Task directions:
Repeat, exactly and completely, the entries shown underneath.

Provided records:

►

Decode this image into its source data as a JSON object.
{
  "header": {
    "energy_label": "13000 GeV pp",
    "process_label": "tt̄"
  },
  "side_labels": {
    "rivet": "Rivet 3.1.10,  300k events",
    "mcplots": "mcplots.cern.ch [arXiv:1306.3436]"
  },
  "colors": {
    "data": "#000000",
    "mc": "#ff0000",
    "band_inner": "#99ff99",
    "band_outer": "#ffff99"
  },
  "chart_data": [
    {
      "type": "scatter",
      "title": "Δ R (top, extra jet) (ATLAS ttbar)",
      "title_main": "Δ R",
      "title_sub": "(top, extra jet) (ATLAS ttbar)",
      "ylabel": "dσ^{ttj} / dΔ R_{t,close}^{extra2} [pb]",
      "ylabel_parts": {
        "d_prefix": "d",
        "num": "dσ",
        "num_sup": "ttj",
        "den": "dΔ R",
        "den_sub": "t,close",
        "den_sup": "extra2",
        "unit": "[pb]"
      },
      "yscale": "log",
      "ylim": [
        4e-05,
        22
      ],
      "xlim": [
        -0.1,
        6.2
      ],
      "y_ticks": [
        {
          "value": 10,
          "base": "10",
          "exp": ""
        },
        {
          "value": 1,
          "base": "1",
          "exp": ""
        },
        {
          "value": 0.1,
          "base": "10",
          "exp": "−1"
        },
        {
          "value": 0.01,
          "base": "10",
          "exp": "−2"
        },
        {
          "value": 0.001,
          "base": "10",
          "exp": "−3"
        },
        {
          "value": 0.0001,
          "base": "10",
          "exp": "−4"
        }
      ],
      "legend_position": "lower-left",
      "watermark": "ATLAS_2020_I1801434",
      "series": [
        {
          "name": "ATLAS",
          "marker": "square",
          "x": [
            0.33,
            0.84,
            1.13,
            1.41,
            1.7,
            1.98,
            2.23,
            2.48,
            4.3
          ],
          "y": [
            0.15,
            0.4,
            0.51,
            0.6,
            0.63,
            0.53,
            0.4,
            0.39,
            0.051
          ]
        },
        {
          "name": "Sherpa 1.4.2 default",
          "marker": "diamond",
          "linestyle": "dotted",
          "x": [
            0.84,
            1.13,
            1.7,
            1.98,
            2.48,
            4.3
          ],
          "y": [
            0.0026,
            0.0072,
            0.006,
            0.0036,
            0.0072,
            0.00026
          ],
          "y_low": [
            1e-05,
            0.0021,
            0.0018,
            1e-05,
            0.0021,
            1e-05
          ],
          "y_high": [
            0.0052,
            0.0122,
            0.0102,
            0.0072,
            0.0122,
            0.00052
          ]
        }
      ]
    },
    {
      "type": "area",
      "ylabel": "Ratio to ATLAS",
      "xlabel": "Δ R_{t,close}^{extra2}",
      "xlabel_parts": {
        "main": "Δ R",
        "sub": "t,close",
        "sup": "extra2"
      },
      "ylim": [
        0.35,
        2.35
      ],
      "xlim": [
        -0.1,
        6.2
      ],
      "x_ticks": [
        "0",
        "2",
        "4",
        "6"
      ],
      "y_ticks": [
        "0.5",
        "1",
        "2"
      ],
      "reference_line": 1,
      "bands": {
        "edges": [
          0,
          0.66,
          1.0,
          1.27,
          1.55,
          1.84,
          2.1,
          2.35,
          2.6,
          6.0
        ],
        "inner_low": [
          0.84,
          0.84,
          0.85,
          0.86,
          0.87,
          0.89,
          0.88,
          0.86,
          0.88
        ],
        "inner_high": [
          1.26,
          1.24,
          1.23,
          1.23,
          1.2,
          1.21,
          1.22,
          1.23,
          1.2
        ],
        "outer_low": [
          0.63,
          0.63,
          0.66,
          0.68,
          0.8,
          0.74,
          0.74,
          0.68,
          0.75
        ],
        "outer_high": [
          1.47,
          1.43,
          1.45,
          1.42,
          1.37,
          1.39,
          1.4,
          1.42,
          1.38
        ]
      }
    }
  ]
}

◄

Full solution:
Decode this image into its source data as a JSON object.
{
  "header": {
    "energy_label": "13000 GeV pp",
    "process_label": "tt̄"
  },
  "side_labels": {
    "rivet": "Rivet 3.1.10,  300k events",
    "mcplots": "mcplots.cern.ch [arXiv:1306.3436]"
  },
  "colors": {
    "data": "#000000",
    "mc": "#ff0000",
    "band_inner": "#99ff99",
    "band_outer": "#ffff99"
  },
  "chart_data": [
    {
      "type": "scatter",
      "title": "Δ R (top, extra jet) (ATLAS ttbar)",
      "title_main": "Δ R",
      "title_sub": "(top, extra jet) (ATLAS ttbar)",
      "ylabel": "dσ^{ttj} / dΔ R_{t,close}^{extra2} [pb]",
      "ylabel_parts": {
        "d_prefix": "d",
        "num": "dσ",
        "num_sup": "ttj",
        "den": "dΔ R",
        "den_sub": "t,close",
        "den_sup": "extra2",
        "unit": "[pb]"
      },
      "yscale": "log",
      "ylim": [
        4e-05,
        22
      ],
      "xlim": [
        -0.1,
        6.2
      ],
      "y_ticks": [
        {
          "value": 10,
          "base": "10",
          "exp": ""
        },
        {
          "value": 1,
          "base": "1",
          "exp": ""
        },
        {
          "value": 0.1,
          "base": "10",
          "exp": "−1"
        },
        {
          "value": 0.01,
          "base": "10",
          "exp": "−2"
        },
        {
          "value": 0.001,
          "base": "10",
          "exp": "−3"
        },
        {
          "value": 0.0001,
          "base": "10",
          "exp": "−4"
        }
      ],
      "legend_position": "lower-left",
      "watermark": "ATLAS_2020_I1801434",
      "series": [
        {
          "name": "ATLAS",
          "marker": "square",
          "x": [
            0.33,
            0.84,
            1.13,
            1.41,
            1.7,
            1.98,
            2.23,
            2.48,
            4.3
          ],
          "y": [
            0.15,
            0.4,
            0.51,
            0.6,
            0.63,
            0.53,
            0.4,
            0.39,
            0.051
          ]
        },
        {
          "name": "Sherpa 1.4.2 default",
          "marker": "diamond",
          "linestyle": "dotted",
          "x": [
            0.84,
            1.13,
            1.7,
            1.98,
            2.48,
            4.3
          ],
          "y": [
            0.0026,
            0.0072,
            0.006,
            0.0036,
            0.0072,
            0.00026
          ],
          "y_low": [
            1e-05,
            0.0021,
            0.0018,
            1e-05,
            0.0021,
            1e-05
          ],
          "y_high": [
            0.0052,
            0.0122,
            0.0102,
            0.0072,
            0.0122,
            0.00052
          ]
        }
      ]
    },
    {
      "type": "area",
      "ylabel": "Ratio to ATLAS",
      "xlabel": "Δ R_{t,close}^{extra2}",
      "xlabel_parts": {
        "main": "Δ R",
        "sub": "t,close",
        "sup": "extra2"
      },
      "ylim": [
        0.35,
        2.35
      ],
      "xlim": [
        -0.1,
        6.2
      ],
      "x_ticks": [
        "0",
        "2",
        "4",
        "6"
      ],
      "y_ticks": [
        "0.5",
        "1",
        "2"
      ],
      "reference_line": 1,
      "bands": {
        "edges": [
          0,
          0.66,
          1.0,
          1.27,
          1.55,
          1.84,
          2.1,
          2.35,
          2.6,
          6.0
        ],
        "inner_low": [
          0.84,
          0.84,
          0.85,
          0.86,
          0.87,
          0.89,
          0.88,
          0.86,
          0.88
        ],
        "inner_high": [
          1.26,
          1.24,
          1.23,
          1.23,
          1.2,
          1.21,
          1.22,
          1.23,
          1.2
        ],
        "outer_low": [
          0.63,
          0.63,
          0.66,
          0.68,
          0.8,
          0.74,
          0.74,
          0.68,
          0.75
        ],
        "outer_high": [
          1.47,
          1.43,
          1.45,
          1.42,
          1.37,
          1.39,
          1.4,
          1.42,
          1.38
        ]
      }
    }
  ]
}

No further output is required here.